→ Text section:
[Begin]

Tuesday, June 06, 2006
THE TAME & WILD IN THE ECOTONE
The ecotone between mountain and prairie that is called “the east slope of the Rockies” is awash with color this time of year, IF there is rain and this year there was, though we’re slipping back into drought now.
The auctioneer Buckley told me a story the other day. The female buffalo said, “I’m about to calve and I want a good place, so I’ll go to the south-facing slopes of the Sweetgrass Hills where my babies can be born into sunshine.” And all the female buffaloes went there. When the calves were born, in each place that the umbilical cord touched the ground, up sprang kippiaapi, a pale lavendar flower that has fur and is one of the first flowers of spring. Today we call them Wild Crocus.
The Christians call them “pasqueflowers” because they come about Easter. Evidently they didn’t notice that sheep that overfeed on the flower can be killed! On the other hand, the Passover or Paschal Lamb historically was killed and eaten ceremonially -- a sacrificial lamb.
Some say “prairie anemone,” “windflower,” “blue tulip” or “American Pulsatilla.” It’s the state flower of South Dakota, but it’s probably through blooming there by the time tourists get on the road, so they are more likely to see it where it blooms later at higher altitudes. Technically, they are a type of ranunculacae (“little frog”) which is the buttercup family.

[End]

→ Exercise task:
List every name for the flower that the passage about the wild crocus gives.

→ Extracted information:
[Begin]

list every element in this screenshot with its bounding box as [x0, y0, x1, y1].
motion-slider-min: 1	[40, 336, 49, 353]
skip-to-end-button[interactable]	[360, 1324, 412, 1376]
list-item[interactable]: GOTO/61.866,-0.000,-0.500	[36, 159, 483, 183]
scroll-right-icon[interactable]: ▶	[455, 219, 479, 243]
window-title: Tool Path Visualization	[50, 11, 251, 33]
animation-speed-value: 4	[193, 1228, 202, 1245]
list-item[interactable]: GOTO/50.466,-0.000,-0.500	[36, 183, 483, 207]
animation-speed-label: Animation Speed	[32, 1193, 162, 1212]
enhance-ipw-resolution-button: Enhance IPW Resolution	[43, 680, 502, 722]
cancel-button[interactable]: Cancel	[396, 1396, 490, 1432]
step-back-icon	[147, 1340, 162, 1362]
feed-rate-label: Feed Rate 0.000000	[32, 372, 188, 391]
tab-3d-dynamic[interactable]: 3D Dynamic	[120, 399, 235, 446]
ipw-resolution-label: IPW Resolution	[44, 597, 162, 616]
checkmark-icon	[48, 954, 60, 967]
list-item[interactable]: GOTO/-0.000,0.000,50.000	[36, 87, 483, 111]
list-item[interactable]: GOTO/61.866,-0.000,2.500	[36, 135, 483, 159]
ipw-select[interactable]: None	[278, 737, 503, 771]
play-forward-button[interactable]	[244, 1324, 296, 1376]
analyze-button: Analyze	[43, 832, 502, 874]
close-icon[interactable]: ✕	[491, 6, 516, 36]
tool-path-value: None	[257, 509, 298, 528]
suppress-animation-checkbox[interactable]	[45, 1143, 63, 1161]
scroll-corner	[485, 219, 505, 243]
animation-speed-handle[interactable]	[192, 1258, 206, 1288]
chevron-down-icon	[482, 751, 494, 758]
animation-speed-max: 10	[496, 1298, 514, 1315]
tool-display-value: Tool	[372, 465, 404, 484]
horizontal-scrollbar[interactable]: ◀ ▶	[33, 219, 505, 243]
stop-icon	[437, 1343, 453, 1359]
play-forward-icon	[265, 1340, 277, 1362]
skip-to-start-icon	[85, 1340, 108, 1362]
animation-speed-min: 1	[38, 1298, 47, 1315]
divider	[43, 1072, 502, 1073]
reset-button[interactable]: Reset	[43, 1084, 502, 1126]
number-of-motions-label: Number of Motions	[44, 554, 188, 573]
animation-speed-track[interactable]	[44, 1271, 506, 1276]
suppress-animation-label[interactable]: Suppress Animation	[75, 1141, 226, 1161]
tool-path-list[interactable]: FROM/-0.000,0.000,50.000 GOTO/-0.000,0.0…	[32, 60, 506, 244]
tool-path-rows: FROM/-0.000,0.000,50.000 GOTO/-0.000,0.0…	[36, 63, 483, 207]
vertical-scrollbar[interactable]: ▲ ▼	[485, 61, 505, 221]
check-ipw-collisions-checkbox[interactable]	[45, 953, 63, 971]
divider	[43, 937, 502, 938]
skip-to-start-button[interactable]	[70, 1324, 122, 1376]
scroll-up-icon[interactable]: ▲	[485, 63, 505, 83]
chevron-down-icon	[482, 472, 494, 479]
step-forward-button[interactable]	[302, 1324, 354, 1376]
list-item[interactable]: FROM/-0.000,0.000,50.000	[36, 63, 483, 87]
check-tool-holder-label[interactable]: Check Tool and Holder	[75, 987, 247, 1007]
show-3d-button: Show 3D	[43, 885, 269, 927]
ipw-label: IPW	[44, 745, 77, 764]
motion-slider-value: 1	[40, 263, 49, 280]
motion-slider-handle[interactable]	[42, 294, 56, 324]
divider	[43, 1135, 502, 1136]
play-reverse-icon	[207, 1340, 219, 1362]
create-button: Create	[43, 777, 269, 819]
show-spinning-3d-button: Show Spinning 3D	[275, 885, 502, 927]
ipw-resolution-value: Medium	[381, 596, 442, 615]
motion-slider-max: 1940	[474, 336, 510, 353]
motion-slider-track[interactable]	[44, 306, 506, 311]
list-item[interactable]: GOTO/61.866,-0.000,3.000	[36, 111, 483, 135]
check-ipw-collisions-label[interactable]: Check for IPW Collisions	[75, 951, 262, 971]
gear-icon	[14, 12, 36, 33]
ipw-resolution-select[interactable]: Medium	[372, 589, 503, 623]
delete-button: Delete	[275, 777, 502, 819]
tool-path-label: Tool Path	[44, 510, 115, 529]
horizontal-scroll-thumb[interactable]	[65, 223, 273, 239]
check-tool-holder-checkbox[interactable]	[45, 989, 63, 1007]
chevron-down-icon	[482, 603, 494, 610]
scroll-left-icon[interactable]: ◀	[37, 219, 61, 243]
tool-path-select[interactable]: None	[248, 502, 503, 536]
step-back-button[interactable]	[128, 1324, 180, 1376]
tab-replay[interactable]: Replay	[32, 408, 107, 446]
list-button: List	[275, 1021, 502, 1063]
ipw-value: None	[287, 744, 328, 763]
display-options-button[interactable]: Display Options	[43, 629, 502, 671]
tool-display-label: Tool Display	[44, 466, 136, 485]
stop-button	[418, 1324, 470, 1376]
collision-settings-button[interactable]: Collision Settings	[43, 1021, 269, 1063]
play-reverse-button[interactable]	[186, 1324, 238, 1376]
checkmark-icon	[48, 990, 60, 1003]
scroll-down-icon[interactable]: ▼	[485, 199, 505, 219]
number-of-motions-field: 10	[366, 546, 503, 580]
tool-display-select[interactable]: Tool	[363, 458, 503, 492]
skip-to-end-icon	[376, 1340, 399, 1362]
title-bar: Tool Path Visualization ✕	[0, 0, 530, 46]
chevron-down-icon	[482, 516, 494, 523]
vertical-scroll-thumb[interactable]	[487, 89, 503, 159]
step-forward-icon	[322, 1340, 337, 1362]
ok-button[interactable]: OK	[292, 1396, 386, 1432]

[End]

→ The response:
kippiaapi, Wild Crocus, pasqueflowers, prairie anemone, windflower, blue tulip, American Pulsatilla